> **ENTRIES SHOWN**:
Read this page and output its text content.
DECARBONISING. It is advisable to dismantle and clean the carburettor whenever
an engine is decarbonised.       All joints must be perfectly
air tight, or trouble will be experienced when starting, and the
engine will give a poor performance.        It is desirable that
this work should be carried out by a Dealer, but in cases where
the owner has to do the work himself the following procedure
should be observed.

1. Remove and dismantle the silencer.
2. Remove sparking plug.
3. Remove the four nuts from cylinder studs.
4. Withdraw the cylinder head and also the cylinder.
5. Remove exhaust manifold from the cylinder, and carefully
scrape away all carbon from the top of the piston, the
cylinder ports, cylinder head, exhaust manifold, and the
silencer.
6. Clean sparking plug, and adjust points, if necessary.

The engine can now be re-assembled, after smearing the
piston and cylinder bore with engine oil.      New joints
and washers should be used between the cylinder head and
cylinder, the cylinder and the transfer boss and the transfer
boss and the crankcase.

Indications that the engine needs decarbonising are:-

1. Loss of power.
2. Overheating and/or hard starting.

> **AIM**:
Please repeat the material above, word for word and in full.

> **COMPLETE RESPONSE**:
Read this page and output its text content.
DECARBONISING. It is advisable to dismantle and clean the carburettor whenever
an engine is decarbonised.       All joints must be perfectly
air tight, or trouble will be experienced when starting, and the
engine will give a poor performance.        It is desirable that
this work should be carried out by a Dealer, but in cases where
the owner has to do the work himself the following procedure
should be observed.

1. Remove and dismantle the silencer.
2. Remove sparking plug.
3. Remove the four nuts from cylinder studs.
4. Withdraw the cylinder head and also the cylinder.
5. Remove exhaust manifold from the cylinder, and carefully
scrape away all carbon from the top of the piston, the
cylinder ports, cylinder head, exhaust manifold, and the
silencer.
6. Clean sparking plug, and adjust points, if necessary.

The engine can now be re-assembled, after smearing the
piston and cylinder bore with engine oil.      New joints
and washers should be used between the cylinder head and
cylinder, the cylinder and the transfer boss and the transfer
boss and the crankcase.

Indications that the engine needs decarbonising are:-

1. Loss of power.
2. Overheating and/or hard starting.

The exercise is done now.